• SET EXERCISE
Word for word, retype every entry in the listing.

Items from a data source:
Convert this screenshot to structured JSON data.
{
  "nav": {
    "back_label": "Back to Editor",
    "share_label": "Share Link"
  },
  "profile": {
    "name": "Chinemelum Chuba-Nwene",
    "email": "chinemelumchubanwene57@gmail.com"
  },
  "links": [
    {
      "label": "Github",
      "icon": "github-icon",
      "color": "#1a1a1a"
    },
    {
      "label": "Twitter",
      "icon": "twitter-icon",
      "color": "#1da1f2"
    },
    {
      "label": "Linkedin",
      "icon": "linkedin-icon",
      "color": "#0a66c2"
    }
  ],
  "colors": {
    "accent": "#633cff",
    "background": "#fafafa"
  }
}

• REPLY TO THE EXERCISE
Convert this screenshot to structured JSON data.
{
  "nav": {
    "back_label": "Back to Editor",
    "share_label": "Share Link"
  },
  "profile": {
    "name": "Chinemelum Chuba-Nwene",
    "email": "chinemelumchubanwene57@gmail.com"
  },
  "links": [
    {
      "label": "Github",
      "icon": "github-icon",
      "color": "#1a1a1a"
    },
    {
      "label": "Twitter",
      "icon": "twitter-icon",
      "color": "#1da1f2"
    },
    {
      "label": "Linkedin",
      "icon": "linkedin-icon",
      "color": "#0a66c2"
    }
  ],
  "colors": {
    "accent": "#633cff",
    "background": "#fafafa"
  }
}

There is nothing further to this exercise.